[Saved data entries]
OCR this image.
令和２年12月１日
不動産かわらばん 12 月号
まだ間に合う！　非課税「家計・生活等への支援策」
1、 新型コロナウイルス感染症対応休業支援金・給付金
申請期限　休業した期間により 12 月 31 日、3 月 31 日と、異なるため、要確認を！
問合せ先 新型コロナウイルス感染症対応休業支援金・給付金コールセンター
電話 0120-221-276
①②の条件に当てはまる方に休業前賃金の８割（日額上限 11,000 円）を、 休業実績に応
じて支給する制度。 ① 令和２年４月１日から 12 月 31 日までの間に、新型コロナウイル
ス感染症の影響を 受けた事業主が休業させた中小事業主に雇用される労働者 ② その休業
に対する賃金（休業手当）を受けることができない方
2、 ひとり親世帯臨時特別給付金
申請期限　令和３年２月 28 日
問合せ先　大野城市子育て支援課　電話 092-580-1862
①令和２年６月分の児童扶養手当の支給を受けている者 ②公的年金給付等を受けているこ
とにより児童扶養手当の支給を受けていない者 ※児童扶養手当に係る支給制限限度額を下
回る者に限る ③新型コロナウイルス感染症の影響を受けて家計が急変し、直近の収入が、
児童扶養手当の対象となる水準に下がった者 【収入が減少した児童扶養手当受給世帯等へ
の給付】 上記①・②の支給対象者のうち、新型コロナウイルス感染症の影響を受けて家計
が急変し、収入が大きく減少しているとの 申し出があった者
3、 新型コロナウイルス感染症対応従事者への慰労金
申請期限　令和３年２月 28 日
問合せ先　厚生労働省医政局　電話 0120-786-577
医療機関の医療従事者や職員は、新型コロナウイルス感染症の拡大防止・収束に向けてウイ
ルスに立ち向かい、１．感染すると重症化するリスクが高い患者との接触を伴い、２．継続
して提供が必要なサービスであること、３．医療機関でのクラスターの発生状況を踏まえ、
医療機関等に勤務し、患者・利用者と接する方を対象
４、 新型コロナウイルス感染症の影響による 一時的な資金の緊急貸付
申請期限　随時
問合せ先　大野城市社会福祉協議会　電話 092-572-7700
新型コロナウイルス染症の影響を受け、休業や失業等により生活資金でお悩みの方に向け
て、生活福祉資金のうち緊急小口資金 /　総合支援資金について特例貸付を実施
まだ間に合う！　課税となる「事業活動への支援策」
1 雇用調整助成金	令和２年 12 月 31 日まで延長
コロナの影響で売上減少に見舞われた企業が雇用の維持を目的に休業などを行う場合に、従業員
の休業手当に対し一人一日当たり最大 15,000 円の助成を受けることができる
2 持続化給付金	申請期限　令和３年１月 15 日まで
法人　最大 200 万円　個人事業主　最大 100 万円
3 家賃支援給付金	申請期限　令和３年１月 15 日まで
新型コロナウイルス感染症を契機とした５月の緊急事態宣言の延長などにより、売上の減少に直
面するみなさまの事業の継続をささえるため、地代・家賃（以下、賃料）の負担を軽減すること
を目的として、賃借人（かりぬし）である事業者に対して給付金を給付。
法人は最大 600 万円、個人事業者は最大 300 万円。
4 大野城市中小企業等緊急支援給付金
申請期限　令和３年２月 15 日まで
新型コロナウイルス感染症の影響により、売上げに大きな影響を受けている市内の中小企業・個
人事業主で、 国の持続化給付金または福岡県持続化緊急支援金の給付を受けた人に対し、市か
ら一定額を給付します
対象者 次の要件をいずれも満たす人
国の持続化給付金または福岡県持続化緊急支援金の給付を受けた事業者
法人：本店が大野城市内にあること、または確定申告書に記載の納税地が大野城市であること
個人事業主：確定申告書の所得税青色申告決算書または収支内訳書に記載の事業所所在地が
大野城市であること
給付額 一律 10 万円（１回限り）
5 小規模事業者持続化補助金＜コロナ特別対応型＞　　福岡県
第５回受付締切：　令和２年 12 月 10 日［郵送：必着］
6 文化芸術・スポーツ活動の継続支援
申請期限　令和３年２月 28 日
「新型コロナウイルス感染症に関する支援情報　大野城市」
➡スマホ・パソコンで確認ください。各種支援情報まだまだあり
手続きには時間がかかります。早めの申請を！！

* [Task description]
Say how many lines of the data include the word "新型コロナウイルス感染症対応休業支援金". Nothing other than the number should be given.

* [Exercise response]
2